__SOURCE MATERIAL__
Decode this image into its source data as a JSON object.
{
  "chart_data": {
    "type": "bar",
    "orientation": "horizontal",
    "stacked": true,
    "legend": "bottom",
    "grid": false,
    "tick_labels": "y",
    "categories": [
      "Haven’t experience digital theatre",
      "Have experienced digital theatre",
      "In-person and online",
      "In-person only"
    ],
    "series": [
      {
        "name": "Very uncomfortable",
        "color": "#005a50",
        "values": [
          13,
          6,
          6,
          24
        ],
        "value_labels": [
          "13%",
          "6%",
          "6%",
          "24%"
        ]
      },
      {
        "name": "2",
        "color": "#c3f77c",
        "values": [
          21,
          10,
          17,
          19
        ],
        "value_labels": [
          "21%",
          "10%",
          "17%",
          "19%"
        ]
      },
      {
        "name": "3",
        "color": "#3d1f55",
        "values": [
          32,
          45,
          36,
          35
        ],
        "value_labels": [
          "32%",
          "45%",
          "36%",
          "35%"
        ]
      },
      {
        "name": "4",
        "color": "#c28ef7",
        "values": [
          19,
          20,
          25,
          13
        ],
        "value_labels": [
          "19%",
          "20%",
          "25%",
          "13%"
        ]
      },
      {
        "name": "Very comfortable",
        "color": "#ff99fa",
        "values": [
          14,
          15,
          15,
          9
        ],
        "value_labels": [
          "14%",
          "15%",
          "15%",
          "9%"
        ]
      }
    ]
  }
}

__THE PROBLEM__
Using the entries above, return each line in which the word "digital" occurs.

__EXERCISE SOLUTION__
      "Haven’t experience digital theatre",
      "Have experienced digital theatre",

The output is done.